Goal: Write out all the lines again, precisely as they stand, but without the images.

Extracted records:
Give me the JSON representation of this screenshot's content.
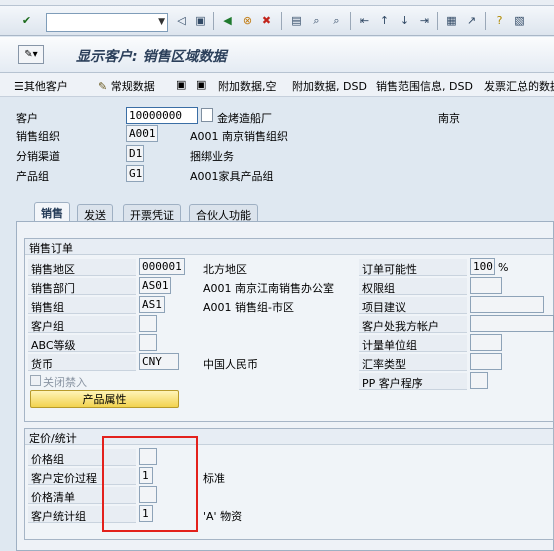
{
  "toolbar": {
    "icons": [
      "check-icon",
      "back-icon",
      "save-icon",
      "nav-back-icon",
      "exit-icon",
      "cancel-icon",
      "print-icon",
      "find-icon",
      "find-next-icon",
      "first-page-icon",
      "prev-page-icon",
      "next-page-icon",
      "last-page-icon",
      "new-session-icon",
      "shortcut-icon",
      "help-icon",
      "layout-icon"
    ]
  },
  "title": "显示客户: 销售区域数据",
  "app_toolbar": {
    "other_customer": "其他客户",
    "general_data": "常规数据",
    "additional_data": "附加数据,空",
    "additional_data_dsd": "附加数据, DSD",
    "sales_area_info_dsd": "销售范围信息, DSD",
    "invoice_summary": "发票汇总的数据"
  },
  "header": {
    "customer_label": "客户",
    "customer_value": "10000000",
    "customer_name": "金烤造船厂",
    "customer_city": "南京",
    "sales_org_label": "销售组织",
    "sales_org_value": "A001",
    "sales_org_desc": "A001 南京销售组织",
    "channel_label": "分销渠道",
    "channel_value": "D1",
    "channel_desc": "捆绑业务",
    "product_group_label": "产品组",
    "product_group_value": "G1",
    "product_group_desc": "A001家具产品组"
  },
  "tabs": [
    "销售",
    "发送",
    "开票凭证",
    "合伙人功能"
  ],
  "sales_order": {
    "title": "销售订单",
    "district_label": "销售地区",
    "district_value": "000001",
    "district_desc": "北方地区",
    "office_label": "销售部门",
    "office_value": "AS01",
    "office_desc": "A001 南京江南销售办公室",
    "group_label": "销售组",
    "group_value": "AS1",
    "group_desc": "A001 销售组-市区",
    "customer_group_label": "客户组",
    "abc_label": "ABC等级",
    "currency_label": "货币",
    "currency_value": "CNY",
    "currency_desc": "中国人民币",
    "closed_label": "关闭禁入",
    "product_attr_button": "产品属性",
    "order_prob_label": "订单可能性",
    "order_prob_value": "100",
    "order_prob_unit": "%",
    "auth_group_label": "权限组",
    "item_proposal_label": "项目建议",
    "acct_at_cust_label": "客户处我方帐户",
    "unit_group_label": "计量单位组",
    "exch_rate_type_label": "汇率类型",
    "pp_cust_proc_label": "PP 客户程序"
  },
  "pricing": {
    "title": "定价/统计",
    "price_group_label": "价格组",
    "cust_pricing_proc_label": "客户定价过程",
    "cust_pricing_proc_value": "1",
    "cust_pricing_proc_desc": "标准",
    "price_list_label": "价格清单",
    "cust_stats_group_label": "客户统计组",
    "cust_stats_group_value": "1",
    "cust_stats_group_desc": "'A' 物资"
  }
}
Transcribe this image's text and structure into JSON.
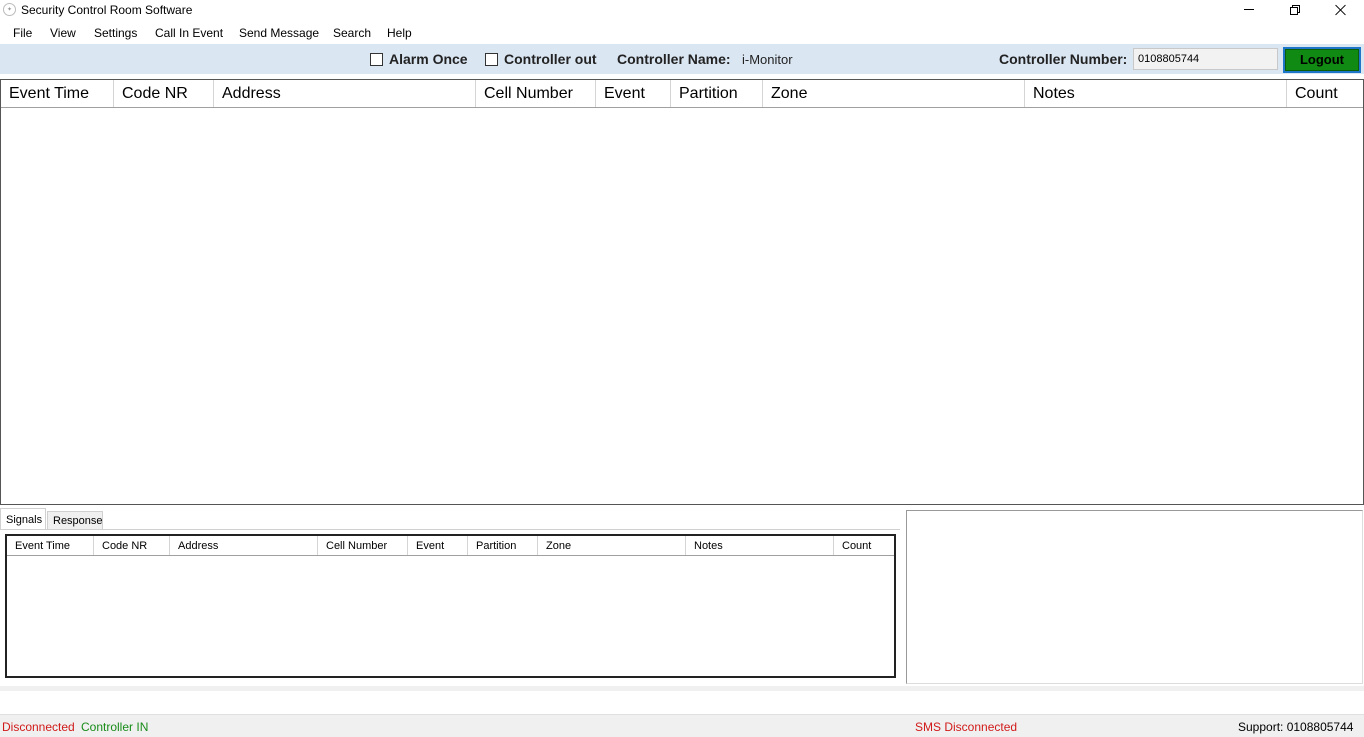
{
  "window": {
    "title": "Security Control Room Software",
    "icon": "app-logo-icon"
  },
  "menu": [
    "File",
    "View",
    "Settings",
    "Call In Event",
    "Send Message",
    "Search",
    "Help"
  ],
  "toolbar": {
    "alarm_once_label": "Alarm Once",
    "alarm_once_checked": false,
    "controller_out_label": "Controller out",
    "controller_out_checked": false,
    "controller_name_label": "Controller Name:",
    "controller_name_value": "i-Monitor",
    "controller_number_label": "Controller Number:",
    "controller_number_value": "0108805744",
    "logout_label": "Logout",
    "logout_color": "#108a12"
  },
  "main_grid": {
    "columns": [
      "Event Time",
      "Code NR",
      "Address",
      "Cell Number",
      "Event",
      "Partition",
      "Zone",
      "Notes",
      "Count"
    ],
    "rows": []
  },
  "tabs": [
    "Signals",
    "Response"
  ],
  "signals_grid": {
    "columns": [
      "Event Time",
      "Code NR",
      "Address",
      "Cell Number",
      "Event",
      "Partition",
      "Zone",
      "Notes",
      "Count"
    ],
    "rows": []
  },
  "status": {
    "connection": "Disconnected",
    "controller": "Controller IN",
    "sms": "SMS Disconnected",
    "support": "Support: 0108805744",
    "error_color": "#d11a1a",
    "ok_color": "#198c19"
  }
}
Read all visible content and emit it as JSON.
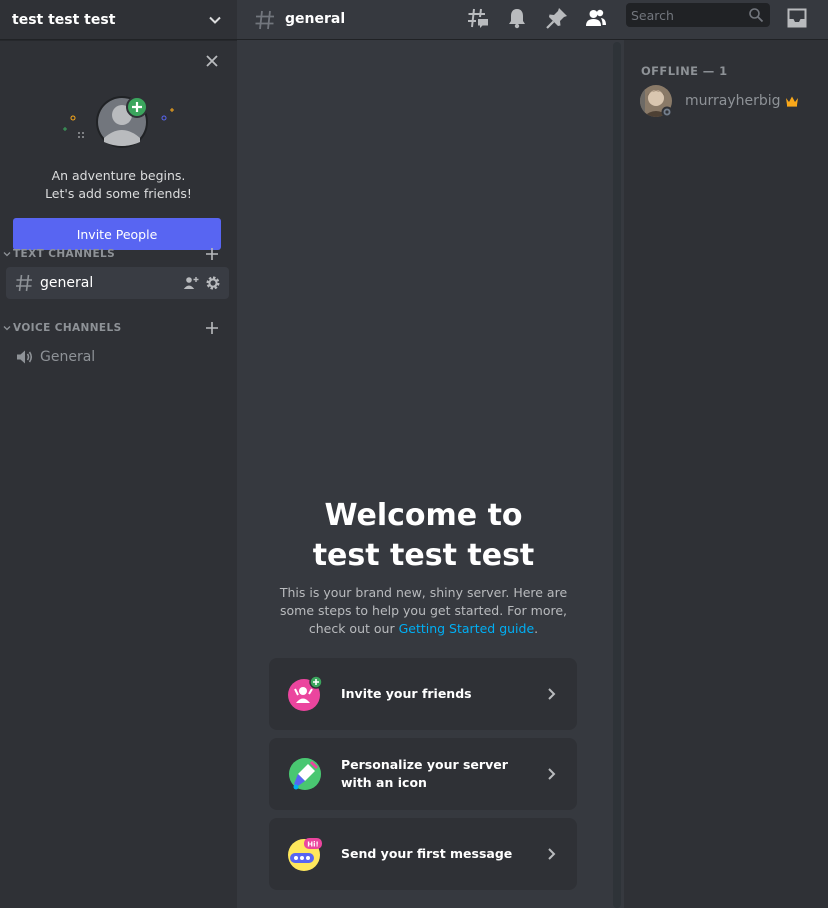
{
  "server": {
    "name": "test test test"
  },
  "invite": {
    "line1": "An adventure begins.",
    "line2": "Let's add some friends!",
    "button": "Invite People"
  },
  "categories": {
    "text": "TEXT CHANNELS",
    "voice": "VOICE CHANNELS"
  },
  "channels": {
    "text": [
      {
        "name": "general"
      }
    ],
    "voice": [
      {
        "name": "General"
      }
    ]
  },
  "topbar": {
    "channel": "general",
    "search_placeholder": "Search"
  },
  "welcome": {
    "title_line1": "Welcome to",
    "title_line2": "test test test",
    "sub_part1": "This is your brand new, shiny server. Here are some steps to help you get started. For more, check out our",
    "link": "Getting Started guide",
    "sub_end": "."
  },
  "actions": [
    {
      "label": "Invite your friends",
      "icon": "invite-friends-icon",
      "color": "#eb459e"
    },
    {
      "label": "Personalize your server with an icon",
      "icon": "personalize-icon",
      "color": "#57f287"
    },
    {
      "label": "Send your first message",
      "icon": "message-icon",
      "color": "#fee75c"
    }
  ],
  "members": {
    "heading": "OFFLINE — 1",
    "list": [
      {
        "name": "murrayherbig",
        "owner": true
      }
    ]
  },
  "colors": {
    "accent": "#5865f2",
    "link": "#00aff4",
    "crown": "#faa81a",
    "sidebar_bg": "#2f3136",
    "main_bg": "#36393f"
  }
}
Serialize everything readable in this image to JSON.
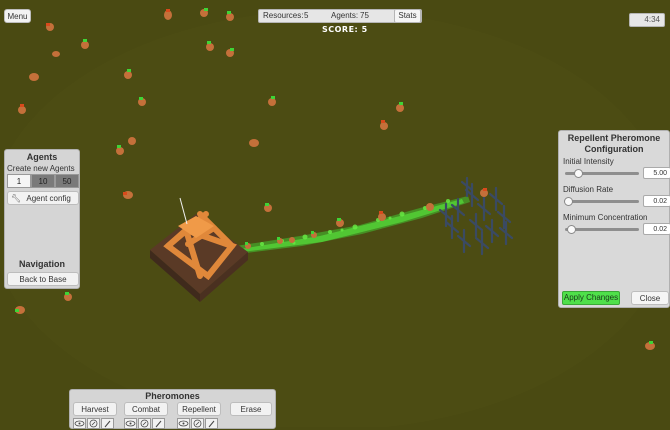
{
  "top": {
    "menu_label": "Menu",
    "stats_bar": {
      "resources_label": "Resources:",
      "resources_value": "5",
      "agents_label": "Agents:",
      "agents_value": "75",
      "stats_button": "Stats"
    },
    "score_label": "SCORE:",
    "score_value": "5",
    "clock": "4:34"
  },
  "agents_panel": {
    "title": "Agents",
    "create_label": "Create new Agents",
    "create_options": [
      "1",
      "10",
      "50"
    ],
    "selected_option": "10",
    "agent_config_label": "Agent config",
    "navigation_title": "Navigation",
    "back_label": "Back to Base"
  },
  "config_panel": {
    "title_line1": "Repellent Pheromone",
    "title_line2": "Configuration",
    "sliders": [
      {
        "label": "Initial Intensity",
        "value": "5.00",
        "fraction": 0.15
      },
      {
        "label": "Diffusion Rate",
        "value": "0.02",
        "fraction": 0.0
      },
      {
        "label": "Minimum Concentration",
        "value": "0.02",
        "fraction": 0.05
      }
    ],
    "apply_label": "Apply Changes",
    "close_label": "Close"
  },
  "pheromones_panel": {
    "title": "Pheromones",
    "buttons": [
      "Harvest",
      "Combat",
      "Repellent",
      "Erase"
    ]
  },
  "colors": {
    "ground": "#4a4a12",
    "trail": "#3fd436",
    "tower": "#e0883a",
    "agent_head": "#d94a1c",
    "agent_body": "#c4703a",
    "enemy": "#3a4a63",
    "apply_green": "#4fe04a"
  }
}
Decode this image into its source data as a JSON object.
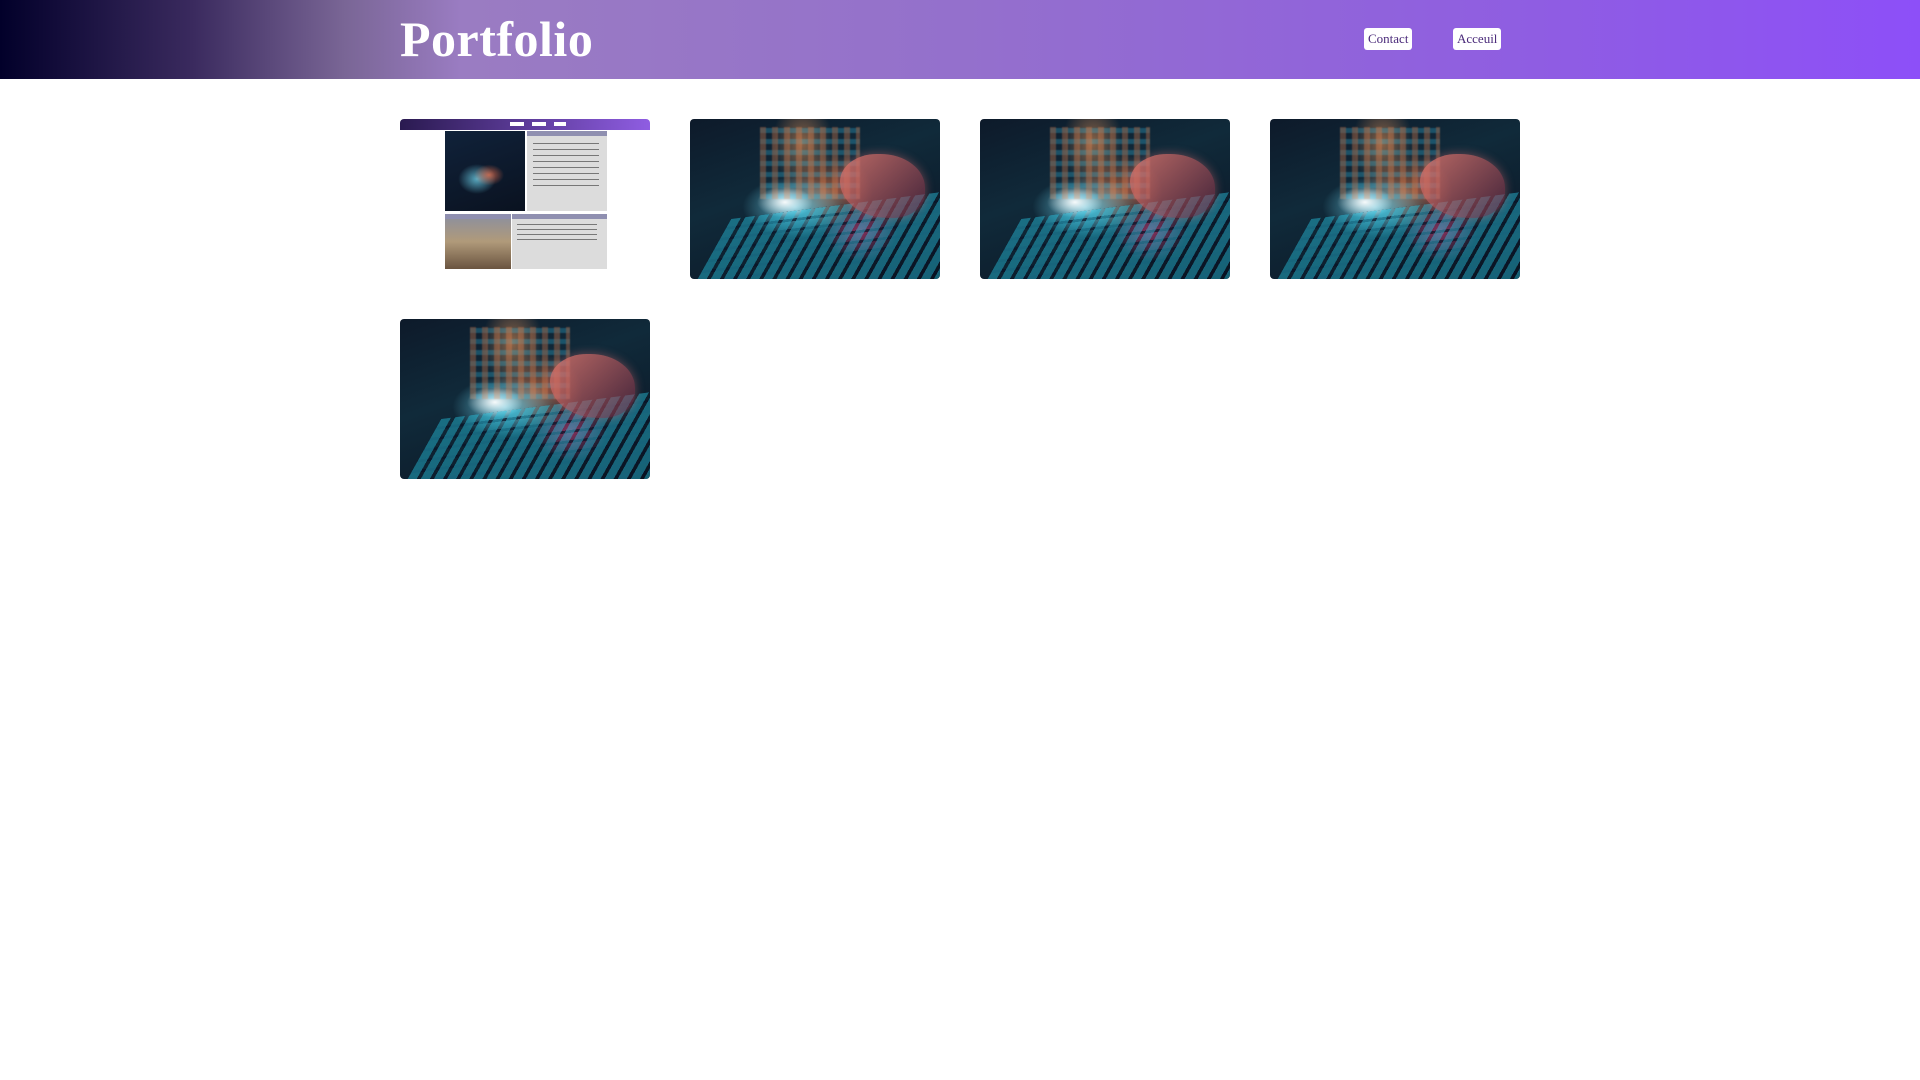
{
  "header": {
    "title": "Portfolio",
    "nav": [
      {
        "label": "Contact"
      },
      {
        "label": "Acceuil"
      }
    ]
  },
  "gallery": {
    "items": [
      {
        "type": "website-screenshot"
      },
      {
        "type": "digital-keyboard-image"
      },
      {
        "type": "digital-keyboard-image"
      },
      {
        "type": "digital-keyboard-image"
      },
      {
        "type": "digital-keyboard-image"
      }
    ]
  },
  "colors": {
    "header_gradient_start": "#02002a",
    "header_gradient_end": "#8d4ff8",
    "nav_text": "#4a2a7a"
  }
}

Solution to this task:
Give me the JSON representation of this screenshot's content.
{
  "toolbar": {
    "icons": [
      "check-icon",
      "back-icon",
      "save-icon",
      "nav-back-icon",
      "exit-icon",
      "cancel-icon",
      "print-icon",
      "find-icon",
      "find-next-icon",
      "first-page-icon",
      "prev-page-icon",
      "next-page-icon",
      "last-page-icon",
      "new-session-icon",
      "shortcut-icon",
      "help-icon",
      "layout-icon"
    ]
  },
  "title": "显示客户: 销售区域数据",
  "app_toolbar": {
    "other_customer": "其他客户",
    "general_data": "常规数据",
    "additional_data": "附加数据,空",
    "additional_data_dsd": "附加数据, DSD",
    "sales_area_info_dsd": "销售范围信息, DSD",
    "invoice_summary": "发票汇总的数据"
  },
  "header": {
    "customer_label": "客户",
    "customer_value": "10000000",
    "customer_name": "金烤造船厂",
    "customer_city": "南京",
    "sales_org_label": "销售组织",
    "sales_org_value": "A001",
    "sales_org_desc": "A001 南京销售组织",
    "channel_label": "分销渠道",
    "channel_value": "D1",
    "channel_desc": "捆绑业务",
    "product_group_label": "产品组",
    "product_group_value": "G1",
    "product_group_desc": "A001家具产品组"
  },
  "tabs": [
    "销售",
    "发送",
    "开票凭证",
    "合伙人功能"
  ],
  "sales_order": {
    "title": "销售订单",
    "district_label": "销售地区",
    "district_value": "000001",
    "district_desc": "北方地区",
    "office_label": "销售部门",
    "office_value": "AS01",
    "office_desc": "A001 南京江南销售办公室",
    "group_label": "销售组",
    "group_value": "AS1",
    "group_desc": "A001 销售组-市区",
    "customer_group_label": "客户组",
    "abc_label": "ABC等级",
    "currency_label": "货币",
    "currency_value": "CNY",
    "currency_desc": "中国人民币",
    "closed_label": "关闭禁入",
    "product_attr_button": "产品属性",
    "order_prob_label": "订单可能性",
    "order_prob_value": "100",
    "order_prob_unit": "%",
    "auth_group_label": "权限组",
    "item_proposal_label": "项目建议",
    "acct_at_cust_label": "客户处我方帐户",
    "unit_group_label": "计量单位组",
    "exch_rate_type_label": "汇率类型",
    "pp_cust_proc_label": "PP 客户程序"
  },
  "pricing": {
    "title": "定价/统计",
    "price_group_label": "价格组",
    "cust_pricing_proc_label": "客户定价过程",
    "cust_pricing_proc_value": "1",
    "cust_pricing_proc_desc": "标准",
    "price_list_label": "价格清单",
    "cust_stats_group_label": "客户统计组",
    "cust_stats_group_value": "1",
    "cust_stats_group_desc": "'A' 物资"
  }
}
Transcribe this image's text and structure into JSON.
{
  "window": {
    "title": "Security Control Room Software",
    "icon": "app-logo-icon"
  },
  "menu": [
    "File",
    "View",
    "Settings",
    "Call In Event",
    "Send Message",
    "Search",
    "Help"
  ],
  "toolbar": {
    "alarm_once_label": "Alarm Once",
    "alarm_once_checked": false,
    "controller_out_label": "Controller out",
    "controller_out_checked": false,
    "controller_name_label": "Controller Name:",
    "controller_name_value": "i-Monitor",
    "controller_number_label": "Controller Number:",
    "controller_number_value": "0108805744",
    "logout_label": "Logout",
    "logout_color": "#108a12"
  },
  "main_grid": {
    "columns": [
      "Event Time",
      "Code NR",
      "Address",
      "Cell Number",
      "Event",
      "Partition",
      "Zone",
      "Notes",
      "Count"
    ],
    "rows": []
  },
  "tabs": [
    "Signals",
    "Response"
  ],
  "signals_grid": {
    "columns": [
      "Event Time",
      "Code NR",
      "Address",
      "Cell Number",
      "Event",
      "Partition",
      "Zone",
      "Notes",
      "Count"
    ],
    "rows": []
  },
  "status": {
    "connection": "Disconnected",
    "controller": "Controller IN",
    "sms": "SMS Disconnected",
    "support": "Support: 0108805744",
    "error_color": "#d11a1a",
    "ok_color": "#198c19"
  }
}
Read all visible content and emit it as JSON.
{
  "server": {
    "name": "test test test"
  },
  "invite": {
    "line1": "An adventure begins.",
    "line2": "Let's add some friends!",
    "button": "Invite People"
  },
  "categories": {
    "text": "TEXT CHANNELS",
    "voice": "VOICE CHANNELS"
  },
  "channels": {
    "text": [
      {
        "name": "general"
      }
    ],
    "voice": [
      {
        "name": "General"
      }
    ]
  },
  "topbar": {
    "channel": "general",
    "search_placeholder": "Search"
  },
  "welcome": {
    "title_line1": "Welcome to",
    "title_line2": "test test test",
    "sub_part1": "This is your brand new, shiny server. Here are some steps to help you get started. For more, check out our",
    "link": "Getting Started guide",
    "sub_end": "."
  },
  "actions": [
    {
      "label": "Invite your friends",
      "icon": "invite-friends-icon",
      "color": "#eb459e"
    },
    {
      "label": "Personalize your server with an icon",
      "icon": "personalize-icon",
      "color": "#57f287"
    },
    {
      "label": "Send your first message",
      "icon": "message-icon",
      "color": "#fee75c"
    }
  ],
  "members": {
    "heading": "OFFLINE — 1",
    "list": [
      {
        "name": "murrayherbig",
        "owner": true
      }
    ]
  },
  "colors": {
    "accent": "#5865f2",
    "link": "#00aff4",
    "crown": "#faa81a",
    "sidebar_bg": "#2f3136",
    "main_bg": "#36393f"
  }
}
Serialize everything readable in this image to JSON.
{
  "top": {
    "menu_label": "Menu",
    "stats_bar": {
      "resources_label": "Resources:",
      "resources_value": "5",
      "agents_label": "Agents:",
      "agents_value": "75",
      "stats_button": "Stats"
    },
    "score_label": "SCORE:",
    "score_value": "5",
    "clock": "4:34"
  },
  "agents_panel": {
    "title": "Agents",
    "create_label": "Create new Agents",
    "create_options": [
      "1",
      "10",
      "50"
    ],
    "selected_option": "10",
    "agent_config_label": "Agent config",
    "navigation_title": "Navigation",
    "back_label": "Back to Base"
  },
  "config_panel": {
    "title_line1": "Repellent Pheromone",
    "title_line2": "Configuration",
    "sliders": [
      {
        "label": "Initial Intensity",
        "value": "5.00",
        "fraction": 0.15
      },
      {
        "label": "Diffusion Rate",
        "value": "0.02",
        "fraction": 0.0
      },
      {
        "label": "Minimum Concentration",
        "value": "0.02",
        "fraction": 0.05
      }
    ],
    "apply_label": "Apply Changes",
    "close_label": "Close"
  },
  "pheromones_panel": {
    "title": "Pheromones",
    "buttons": [
      "Harvest",
      "Combat",
      "Repellent",
      "Erase"
    ]
  },
  "colors": {
    "ground": "#4a4a12",
    "trail": "#3fd436",
    "tower": "#e0883a",
    "agent_head": "#d94a1c",
    "agent_body": "#c4703a",
    "enemy": "#3a4a63",
    "apply_green": "#4fe04a"
  }
}
Decode this image into its source data as a JSON object.
{
  "header": {
    "title": "Portfolio",
    "nav": [
      {
        "label": "Contact"
      },
      {
        "label": "Acceuil"
      }
    ]
  },
  "gallery": {
    "items": [
      {
        "type": "website-screenshot"
      },
      {
        "type": "digital-keyboard-image"
      },
      {
        "type": "digital-keyboard-image"
      },
      {
        "type": "digital-keyboard-image"
      },
      {
        "type": "digital-keyboard-image"
      }
    ]
  },
  "colors": {
    "header_gradient_start": "#02002a",
    "header_gradient_end": "#8d4ff8",
    "nav_text": "#4a2a7a"
  }
}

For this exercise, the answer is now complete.